**Exercise description**
Can you reproduce the passage about Williams and his mentors word for word, in full?

He has sought to instill that kind of resoluteness in his children to help them respond to the racism they encounter as the children of a Black father and a white, part-Jewish mother. Williams met his wife Elizabeth, a former Levi Strauss & Co. executive, at Harvard, and they married in 1999.
His father has also served as a role model in crossing the barriers African Americans often experience in the business world, Williams said. He learned, for example, the value of having a mentor in an organization, whether the mentor is a person of color or not. For his father, many mentors at Johnson & Johnson were white leaders who became key career allies.
“One of the biggest lessons I learned from him was that mentors don’t necessarily have to look like you,” Williams said. He noted his first mentor in banking was a Black, lesbian woman — “an amazing problem solver and probably one of the smartest people I’ve ever worked for in my life.”
Overall, the experience with mentors has made him “passionate about carving pathways for others,” said Williams, who is active in a number of groups advocating diversity and inclusion.
Earning a seat at every table
Shane O’Kelly said it took only one study group session at Harvard to become fast friends with Williams. More than two decades later, the longtime friends and roommates at Harvard Business School remain close.
O’Kelly, now an executive with Home Depot Inc., described Williams as “an exceptional leader with the rare trifecta of intellectual knowledge, emotional intelligence, and managerial acumen to succeed at a senior level. He can transcend ranks and talk to people in the boardroom as easily as he can talk to the newest teller. And both can come away knowing he understands and empathizes with them.”

**Entries provided**
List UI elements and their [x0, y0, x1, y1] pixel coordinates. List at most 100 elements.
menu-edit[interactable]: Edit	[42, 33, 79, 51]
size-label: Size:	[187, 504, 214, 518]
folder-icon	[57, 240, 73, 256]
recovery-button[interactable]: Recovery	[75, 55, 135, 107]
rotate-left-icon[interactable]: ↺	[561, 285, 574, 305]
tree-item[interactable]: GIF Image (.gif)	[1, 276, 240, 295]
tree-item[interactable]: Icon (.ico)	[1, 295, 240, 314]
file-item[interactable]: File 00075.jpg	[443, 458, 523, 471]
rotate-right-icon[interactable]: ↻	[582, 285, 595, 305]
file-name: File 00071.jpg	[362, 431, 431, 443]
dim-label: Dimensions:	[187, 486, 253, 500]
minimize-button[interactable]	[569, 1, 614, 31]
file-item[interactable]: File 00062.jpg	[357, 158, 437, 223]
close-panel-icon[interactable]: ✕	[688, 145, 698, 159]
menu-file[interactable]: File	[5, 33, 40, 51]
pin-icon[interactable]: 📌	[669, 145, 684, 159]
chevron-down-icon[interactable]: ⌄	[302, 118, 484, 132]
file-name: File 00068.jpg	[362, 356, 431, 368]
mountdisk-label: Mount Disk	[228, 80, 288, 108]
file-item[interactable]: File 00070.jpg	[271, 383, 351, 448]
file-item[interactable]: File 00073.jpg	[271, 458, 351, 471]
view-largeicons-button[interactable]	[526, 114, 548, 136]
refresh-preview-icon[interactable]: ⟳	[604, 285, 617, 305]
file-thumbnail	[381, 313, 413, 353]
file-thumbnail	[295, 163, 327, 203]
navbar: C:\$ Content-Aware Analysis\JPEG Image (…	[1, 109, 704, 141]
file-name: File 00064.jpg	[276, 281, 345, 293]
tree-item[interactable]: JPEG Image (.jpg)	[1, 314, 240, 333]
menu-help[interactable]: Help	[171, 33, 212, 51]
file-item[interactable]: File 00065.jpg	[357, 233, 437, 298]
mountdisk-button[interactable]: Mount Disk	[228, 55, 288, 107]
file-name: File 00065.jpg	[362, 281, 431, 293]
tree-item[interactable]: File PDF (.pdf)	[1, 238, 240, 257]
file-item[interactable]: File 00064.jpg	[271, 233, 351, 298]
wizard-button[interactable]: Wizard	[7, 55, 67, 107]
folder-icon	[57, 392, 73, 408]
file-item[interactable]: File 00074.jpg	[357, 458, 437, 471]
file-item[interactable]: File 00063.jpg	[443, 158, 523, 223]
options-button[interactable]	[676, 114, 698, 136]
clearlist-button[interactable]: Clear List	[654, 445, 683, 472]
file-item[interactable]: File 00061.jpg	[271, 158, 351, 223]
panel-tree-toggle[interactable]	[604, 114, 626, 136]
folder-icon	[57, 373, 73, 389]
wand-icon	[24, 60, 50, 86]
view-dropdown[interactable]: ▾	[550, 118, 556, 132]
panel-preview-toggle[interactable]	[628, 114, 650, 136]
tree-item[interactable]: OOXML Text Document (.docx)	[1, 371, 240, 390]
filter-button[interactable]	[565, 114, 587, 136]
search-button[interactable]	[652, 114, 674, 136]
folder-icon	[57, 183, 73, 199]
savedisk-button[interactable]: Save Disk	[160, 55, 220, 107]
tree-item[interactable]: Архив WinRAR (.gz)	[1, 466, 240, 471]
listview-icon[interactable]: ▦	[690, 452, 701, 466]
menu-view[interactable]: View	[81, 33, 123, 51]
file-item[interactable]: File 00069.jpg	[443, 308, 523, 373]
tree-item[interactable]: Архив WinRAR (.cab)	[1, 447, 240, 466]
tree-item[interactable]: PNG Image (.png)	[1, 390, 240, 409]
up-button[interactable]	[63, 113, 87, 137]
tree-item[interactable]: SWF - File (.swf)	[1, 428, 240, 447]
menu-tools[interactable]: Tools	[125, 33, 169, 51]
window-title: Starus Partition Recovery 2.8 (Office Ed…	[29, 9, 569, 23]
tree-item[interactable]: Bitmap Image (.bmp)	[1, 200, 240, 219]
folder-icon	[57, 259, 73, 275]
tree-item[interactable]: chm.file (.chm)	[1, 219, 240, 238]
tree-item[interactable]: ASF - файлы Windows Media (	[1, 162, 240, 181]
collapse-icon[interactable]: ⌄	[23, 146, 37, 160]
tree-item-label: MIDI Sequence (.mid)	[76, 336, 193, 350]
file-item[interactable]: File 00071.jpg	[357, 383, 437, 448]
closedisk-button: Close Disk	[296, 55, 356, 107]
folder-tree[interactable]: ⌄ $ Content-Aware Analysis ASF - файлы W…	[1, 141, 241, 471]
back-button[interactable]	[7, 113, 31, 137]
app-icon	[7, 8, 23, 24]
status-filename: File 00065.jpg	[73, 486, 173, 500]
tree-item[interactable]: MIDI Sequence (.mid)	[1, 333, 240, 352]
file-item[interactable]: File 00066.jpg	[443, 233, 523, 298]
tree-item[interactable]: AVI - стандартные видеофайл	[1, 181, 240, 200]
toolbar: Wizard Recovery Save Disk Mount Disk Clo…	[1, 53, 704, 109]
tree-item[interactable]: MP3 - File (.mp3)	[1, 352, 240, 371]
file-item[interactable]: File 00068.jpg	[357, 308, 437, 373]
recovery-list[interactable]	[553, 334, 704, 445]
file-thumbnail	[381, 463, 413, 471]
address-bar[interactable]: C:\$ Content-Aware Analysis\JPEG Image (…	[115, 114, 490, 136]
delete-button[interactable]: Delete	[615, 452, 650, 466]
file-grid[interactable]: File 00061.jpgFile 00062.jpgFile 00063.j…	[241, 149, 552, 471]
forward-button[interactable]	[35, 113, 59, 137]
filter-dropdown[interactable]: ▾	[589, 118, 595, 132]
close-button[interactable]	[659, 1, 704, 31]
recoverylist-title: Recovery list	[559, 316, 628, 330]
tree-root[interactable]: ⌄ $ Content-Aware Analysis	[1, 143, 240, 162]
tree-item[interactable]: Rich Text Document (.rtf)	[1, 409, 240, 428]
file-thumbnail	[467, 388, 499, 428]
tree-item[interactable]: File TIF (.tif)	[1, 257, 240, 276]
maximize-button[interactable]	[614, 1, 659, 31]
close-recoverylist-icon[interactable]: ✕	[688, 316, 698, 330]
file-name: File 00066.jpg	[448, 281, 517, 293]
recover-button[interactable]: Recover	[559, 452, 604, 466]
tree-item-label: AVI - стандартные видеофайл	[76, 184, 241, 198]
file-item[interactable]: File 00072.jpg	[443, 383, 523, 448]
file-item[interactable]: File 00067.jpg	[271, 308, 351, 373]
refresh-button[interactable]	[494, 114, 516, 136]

**Task solution**
He has sought to instill that kind of resoluteness in his children to help them respond to the racism they encounter as the children of a Black father and a white, part-Jewish mother. Williams met his wife Elizabeth, a former Levi Strauss & Co. executive, at Harvard, and they married in 1999.
His father has also served as a role model in crossing the barriers African Americans often experience in the business world, Williams said. He learned, for example, the value of having a mentor in an organization, whether the mentor is a person of color or not. For his father, many mentors at Johnson & Johnson were white leaders who became key career allies.
“One of the biggest lessons I learned from him was that mentors don’t necessarily have to look like you,” Williams said. He noted his first mentor in banking was a Black, lesbian woman — “an amazing problem solver and probably one of the smartest people I’ve ever worked for in my life.”
Overall, the experience with mentors has made him “passionate about carving pathways for others,” said Williams, who is active in a number of groups advocating diversity and inclusion.
Earning a seat at every table
Shane O’Kelly said it took only one study group session at Harvard to become fast friends with Williams. More than two decades later, the longtime friends and roommates at Harvard Business School remain close.
O’Kelly, now an executive with Home Depot Inc., described Williams as “an exceptional leader with the rare trifecta of intellectual knowledge, emotional intelligence, and managerial acumen to succeed at a senior level. He can transcend ranks and talk to people in the boardroom as easily as he can talk to the newest teller. And both can come away knowing he understands and empathizes with them.”